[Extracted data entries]
+ + + + + + +
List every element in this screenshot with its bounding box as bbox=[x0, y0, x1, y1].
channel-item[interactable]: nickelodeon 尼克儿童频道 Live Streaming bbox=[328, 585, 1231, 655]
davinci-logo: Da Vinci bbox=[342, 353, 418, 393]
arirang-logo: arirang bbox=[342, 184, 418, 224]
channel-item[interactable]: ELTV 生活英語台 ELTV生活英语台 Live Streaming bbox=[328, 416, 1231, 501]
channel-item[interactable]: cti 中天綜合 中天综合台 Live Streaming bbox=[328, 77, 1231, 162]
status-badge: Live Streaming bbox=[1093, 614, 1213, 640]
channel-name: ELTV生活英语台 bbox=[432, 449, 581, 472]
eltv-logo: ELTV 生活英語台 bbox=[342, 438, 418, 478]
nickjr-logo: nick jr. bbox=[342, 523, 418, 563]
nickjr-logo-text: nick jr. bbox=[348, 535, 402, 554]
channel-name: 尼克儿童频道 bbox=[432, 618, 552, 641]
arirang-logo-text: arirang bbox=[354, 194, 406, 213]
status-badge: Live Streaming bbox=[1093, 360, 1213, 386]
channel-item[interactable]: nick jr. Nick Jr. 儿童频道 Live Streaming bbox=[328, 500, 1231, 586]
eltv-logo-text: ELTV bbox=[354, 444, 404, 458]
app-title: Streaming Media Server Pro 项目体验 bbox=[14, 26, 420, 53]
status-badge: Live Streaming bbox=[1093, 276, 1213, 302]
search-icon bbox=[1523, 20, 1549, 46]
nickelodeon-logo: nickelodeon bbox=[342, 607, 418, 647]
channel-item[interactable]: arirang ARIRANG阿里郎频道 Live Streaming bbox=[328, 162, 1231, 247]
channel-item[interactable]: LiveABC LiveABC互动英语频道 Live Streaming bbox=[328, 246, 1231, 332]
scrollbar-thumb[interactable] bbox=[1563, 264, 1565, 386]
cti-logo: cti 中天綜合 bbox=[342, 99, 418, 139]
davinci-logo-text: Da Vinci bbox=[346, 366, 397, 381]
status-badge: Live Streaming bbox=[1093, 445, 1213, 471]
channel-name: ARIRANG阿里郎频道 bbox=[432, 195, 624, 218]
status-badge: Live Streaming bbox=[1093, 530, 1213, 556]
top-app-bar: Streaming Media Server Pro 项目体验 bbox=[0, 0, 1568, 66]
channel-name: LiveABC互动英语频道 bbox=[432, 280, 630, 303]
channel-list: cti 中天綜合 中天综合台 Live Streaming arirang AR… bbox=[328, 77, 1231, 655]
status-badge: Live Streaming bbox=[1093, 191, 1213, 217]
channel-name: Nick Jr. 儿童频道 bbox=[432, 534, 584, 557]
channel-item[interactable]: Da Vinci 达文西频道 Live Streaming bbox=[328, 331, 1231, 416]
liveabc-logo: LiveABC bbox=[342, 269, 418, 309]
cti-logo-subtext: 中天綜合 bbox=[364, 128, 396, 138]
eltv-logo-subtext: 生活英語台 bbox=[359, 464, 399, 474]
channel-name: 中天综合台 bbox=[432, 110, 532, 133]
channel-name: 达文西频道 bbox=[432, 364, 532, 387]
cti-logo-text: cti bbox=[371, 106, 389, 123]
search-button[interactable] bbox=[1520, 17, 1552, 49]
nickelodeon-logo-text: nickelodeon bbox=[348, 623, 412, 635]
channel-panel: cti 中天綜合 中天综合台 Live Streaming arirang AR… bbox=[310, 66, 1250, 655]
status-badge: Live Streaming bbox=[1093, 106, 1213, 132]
+ + + + + + +
▸ **Exercise requirements**
Could you rewrite the data above with every "Live Streaming" renamed to "On Air" and everything else left unchanged?

▸ **Result below**
List every element in this screenshot with its bounding box as bbox=[x0, y0, x1, y1].
channel-item[interactable]: nickelodeon 尼克儿童频道 On Air bbox=[328, 585, 1231, 655]
davinci-logo: Da Vinci bbox=[342, 353, 418, 393]
arirang-logo: arirang bbox=[342, 184, 418, 224]
channel-item[interactable]: ELTV 生活英語台 ELTV生活英语台 On Air bbox=[328, 416, 1231, 501]
channel-item[interactable]: cti 中天綜合 中天综合台 On Air bbox=[328, 77, 1231, 162]
status-badge: On Air bbox=[1093, 614, 1213, 640]
channel-name: ELTV生活英语台 bbox=[432, 449, 581, 472]
eltv-logo: ELTV 生活英語台 bbox=[342, 438, 418, 478]
nickjr-logo: nick jr. bbox=[342, 523, 418, 563]
nickjr-logo-text: nick jr. bbox=[348, 535, 402, 554]
channel-name: 尼克儿童频道 bbox=[432, 618, 552, 641]
arirang-logo-text: arirang bbox=[354, 194, 406, 213]
status-badge: On Air bbox=[1093, 360, 1213, 386]
channel-item[interactable]: nick jr. Nick Jr. 儿童频道 On Air bbox=[328, 500, 1231, 586]
eltv-logo-text: ELTV bbox=[354, 444, 404, 458]
app-title: Streaming Media Server Pro 项目体验 bbox=[14, 26, 420, 53]
status-badge: On Air bbox=[1093, 276, 1213, 302]
search-icon bbox=[1523, 20, 1549, 46]
nickelodeon-logo: nickelodeon bbox=[342, 607, 418, 647]
channel-item[interactable]: arirang ARIRANG阿里郎频道 On Air bbox=[328, 162, 1231, 247]
channel-item[interactable]: LiveABC LiveABC互动英语频道 On Air bbox=[328, 246, 1231, 332]
scrollbar-thumb[interactable] bbox=[1563, 264, 1565, 386]
cti-logo: cti 中天綜合 bbox=[342, 99, 418, 139]
davinci-logo-text: Da Vinci bbox=[346, 366, 397, 381]
status-badge: On Air bbox=[1093, 445, 1213, 471]
channel-name: ARIRANG阿里郎频道 bbox=[432, 195, 624, 218]
status-badge: On Air bbox=[1093, 530, 1213, 556]
top-app-bar: Streaming Media Server Pro 项目体验 bbox=[0, 0, 1568, 66]
channel-name: LiveABC互动英语频道 bbox=[432, 280, 630, 303]
channel-list: cti 中天綜合 中天综合台 On Air arirang AR… bbox=[328, 77, 1231, 655]
status-badge: On Air bbox=[1093, 191, 1213, 217]
channel-name: Nick Jr. 儿童频道 bbox=[432, 534, 584, 557]
channel-item[interactable]: Da Vinci 达文西频道 On Air bbox=[328, 331, 1231, 416]
liveabc-logo: LiveABC bbox=[342, 269, 418, 309]
cti-logo-subtext: 中天綜合 bbox=[364, 128, 396, 138]
eltv-logo-subtext: 生活英語台 bbox=[359, 464, 399, 474]
channel-name: 中天综合台 bbox=[432, 110, 532, 133]
channel-name: 达文西频道 bbox=[432, 364, 532, 387]
cti-logo-text: cti bbox=[371, 106, 389, 123]
search-button[interactable] bbox=[1520, 17, 1552, 49]
nickelodeon-logo-text: nickelodeon bbox=[348, 623, 412, 635]
channel-panel: cti 中天綜合 中天综合台 On Air arirang AR… bbox=[310, 66, 1250, 655]
status-badge: On Air bbox=[1093, 106, 1213, 132]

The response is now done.